STATED PROBLEM:
Write out every single entry exactly.

Extracted records
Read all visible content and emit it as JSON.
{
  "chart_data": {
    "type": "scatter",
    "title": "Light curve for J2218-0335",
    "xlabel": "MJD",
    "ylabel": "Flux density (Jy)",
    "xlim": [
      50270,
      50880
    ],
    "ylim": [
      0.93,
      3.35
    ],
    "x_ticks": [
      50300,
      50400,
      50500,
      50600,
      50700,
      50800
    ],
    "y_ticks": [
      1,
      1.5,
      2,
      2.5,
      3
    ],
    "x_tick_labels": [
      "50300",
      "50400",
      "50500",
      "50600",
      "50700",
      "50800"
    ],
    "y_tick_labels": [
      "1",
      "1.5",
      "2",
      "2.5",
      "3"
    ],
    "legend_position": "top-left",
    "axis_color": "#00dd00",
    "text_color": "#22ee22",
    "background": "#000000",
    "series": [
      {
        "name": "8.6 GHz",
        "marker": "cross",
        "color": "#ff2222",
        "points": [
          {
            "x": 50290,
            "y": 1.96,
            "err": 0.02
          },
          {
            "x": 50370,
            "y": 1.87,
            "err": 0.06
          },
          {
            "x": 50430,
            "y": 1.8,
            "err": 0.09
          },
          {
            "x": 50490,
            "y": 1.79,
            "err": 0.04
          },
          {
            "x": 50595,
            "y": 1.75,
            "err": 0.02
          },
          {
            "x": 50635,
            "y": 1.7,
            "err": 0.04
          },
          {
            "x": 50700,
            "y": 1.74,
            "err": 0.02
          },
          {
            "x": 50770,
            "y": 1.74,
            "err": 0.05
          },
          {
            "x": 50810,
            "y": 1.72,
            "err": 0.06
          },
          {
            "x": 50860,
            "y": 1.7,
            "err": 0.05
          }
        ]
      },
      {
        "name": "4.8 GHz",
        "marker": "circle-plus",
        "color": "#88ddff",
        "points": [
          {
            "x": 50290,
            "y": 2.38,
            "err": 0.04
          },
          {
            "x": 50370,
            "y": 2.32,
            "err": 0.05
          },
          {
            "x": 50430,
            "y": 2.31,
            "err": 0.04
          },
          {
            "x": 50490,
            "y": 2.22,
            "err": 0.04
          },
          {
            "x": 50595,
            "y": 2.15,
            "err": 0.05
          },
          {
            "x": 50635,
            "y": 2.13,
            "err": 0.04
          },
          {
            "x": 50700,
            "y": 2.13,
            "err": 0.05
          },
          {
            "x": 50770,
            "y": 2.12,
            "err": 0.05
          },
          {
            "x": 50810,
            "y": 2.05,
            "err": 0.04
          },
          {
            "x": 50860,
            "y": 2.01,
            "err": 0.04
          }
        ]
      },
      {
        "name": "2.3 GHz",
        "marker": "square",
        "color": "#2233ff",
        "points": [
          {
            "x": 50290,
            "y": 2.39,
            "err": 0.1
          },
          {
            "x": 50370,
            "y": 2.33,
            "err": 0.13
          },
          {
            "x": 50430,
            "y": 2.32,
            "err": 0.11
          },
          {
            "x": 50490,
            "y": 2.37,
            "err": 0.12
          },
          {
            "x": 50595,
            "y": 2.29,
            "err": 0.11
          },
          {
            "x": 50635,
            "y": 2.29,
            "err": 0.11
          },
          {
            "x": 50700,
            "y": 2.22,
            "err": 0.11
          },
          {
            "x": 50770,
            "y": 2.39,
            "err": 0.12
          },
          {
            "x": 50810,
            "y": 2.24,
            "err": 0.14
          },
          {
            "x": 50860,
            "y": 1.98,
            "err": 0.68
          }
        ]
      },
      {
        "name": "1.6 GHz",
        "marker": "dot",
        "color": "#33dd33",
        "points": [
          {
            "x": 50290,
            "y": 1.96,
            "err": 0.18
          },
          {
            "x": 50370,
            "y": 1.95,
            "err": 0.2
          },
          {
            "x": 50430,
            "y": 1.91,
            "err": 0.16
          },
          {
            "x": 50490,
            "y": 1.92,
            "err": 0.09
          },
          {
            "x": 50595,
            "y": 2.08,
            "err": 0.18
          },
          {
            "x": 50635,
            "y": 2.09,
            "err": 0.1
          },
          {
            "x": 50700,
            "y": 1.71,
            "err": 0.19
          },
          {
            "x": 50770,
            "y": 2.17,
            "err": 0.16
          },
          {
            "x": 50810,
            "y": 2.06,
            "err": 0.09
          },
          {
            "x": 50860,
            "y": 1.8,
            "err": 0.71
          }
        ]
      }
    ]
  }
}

FINISHED ANSWER:
Read all visible content and emit it as JSON.
{
  "chart_data": {
    "type": "scatter",
    "title": "Light curve for J2218-0335",
    "xlabel": "MJD",
    "ylabel": "Flux density (Jy)",
    "xlim": [
      50270,
      50880
    ],
    "ylim": [
      0.93,
      3.35
    ],
    "x_ticks": [
      50300,
      50400,
      50500,
      50600,
      50700,
      50800
    ],
    "y_ticks": [
      1,
      1.5,
      2,
      2.5,
      3
    ],
    "x_tick_labels": [
      "50300",
      "50400",
      "50500",
      "50600",
      "50700",
      "50800"
    ],
    "y_tick_labels": [
      "1",
      "1.5",
      "2",
      "2.5",
      "3"
    ],
    "legend_position": "top-left",
    "axis_color": "#00dd00",
    "text_color": "#22ee22",
    "background": "#000000",
    "series": [
      {
        "name": "8.6 GHz",
        "marker": "cross",
        "color": "#ff2222",
        "points": [
          {
            "x": 50290,
            "y": 1.96,
            "err": 0.02
          },
          {
            "x": 50370,
            "y": 1.87,
            "err": 0.06
          },
          {
            "x": 50430,
            "y": 1.8,
            "err": 0.09
          },
          {
            "x": 50490,
            "y": 1.79,
            "err": 0.04
          },
          {
            "x": 50595,
            "y": 1.75,
            "err": 0.02
          },
          {
            "x": 50635,
            "y": 1.7,
            "err": 0.04
          },
          {
            "x": 50700,
            "y": 1.74,
            "err": 0.02
          },
          {
            "x": 50770,
            "y": 1.74,
            "err": 0.05
          },
          {
            "x": 50810,
            "y": 1.72,
            "err": 0.06
          },
          {
            "x": 50860,
            "y": 1.7,
            "err": 0.05
          }
        ]
      },
      {
        "name": "4.8 GHz",
        "marker": "circle-plus",
        "color": "#88ddff",
        "points": [
          {
            "x": 50290,
            "y": 2.38,
            "err": 0.04
          },
          {
            "x": 50370,
            "y": 2.32,
            "err": 0.05
          },
          {
            "x": 50430,
            "y": 2.31,
            "err": 0.04
          },
          {
            "x": 50490,
            "y": 2.22,
            "err": 0.04
          },
          {
            "x": 50595,
            "y": 2.15,
            "err": 0.05
          },
          {
            "x": 50635,
            "y": 2.13,
            "err": 0.04
          },
          {
            "x": 50700,
            "y": 2.13,
            "err": 0.05
          },
          {
            "x": 50770,
            "y": 2.12,
            "err": 0.05
          },
          {
            "x": 50810,
            "y": 2.05,
            "err": 0.04
          },
          {
            "x": 50860,
            "y": 2.01,
            "err": 0.04
          }
        ]
      },
      {
        "name": "2.3 GHz",
        "marker": "square",
        "color": "#2233ff",
        "points": [
          {
            "x": 50290,
            "y": 2.39,
            "err": 0.1
          },
          {
            "x": 50370,
            "y": 2.33,
            "err": 0.13
          },
          {
            "x": 50430,
            "y": 2.32,
            "err": 0.11
          },
          {
            "x": 50490,
            "y": 2.37,
            "err": 0.12
          },
          {
            "x": 50595,
            "y": 2.29,
            "err": 0.11
          },
          {
            "x": 50635,
            "y": 2.29,
            "err": 0.11
          },
          {
            "x": 50700,
            "y": 2.22,
            "err": 0.11
          },
          {
            "x": 50770,
            "y": 2.39,
            "err": 0.12
          },
          {
            "x": 50810,
            "y": 2.24,
            "err": 0.14
          },
          {
            "x": 50860,
            "y": 1.98,
            "err": 0.68
          }
        ]
      },
      {
        "name": "1.6 GHz",
        "marker": "dot",
        "color": "#33dd33",
        "points": [
          {
            "x": 50290,
            "y": 1.96,
            "err": 0.18
          },
          {
            "x": 50370,
            "y": 1.95,
            "err": 0.2
          },
          {
            "x": 50430,
            "y": 1.91,
            "err": 0.16
          },
          {
            "x": 50490,
            "y": 1.92,
            "err": 0.09
          },
          {
            "x": 50595,
            "y": 2.08,
            "err": 0.18
          },
          {
            "x": 50635,
            "y": 2.09,
            "err": 0.1
          },
          {
            "x": 50700,
            "y": 1.71,
            "err": 0.19
          },
          {
            "x": 50770,
            "y": 2.17,
            "err": 0.16
          },
          {
            "x": 50810,
            "y": 2.06,
            "err": 0.09
          },
          {
            "x": 50860,
            "y": 1.8,
            "err": 0.71
          }
        ]
      }
    ]
  }
}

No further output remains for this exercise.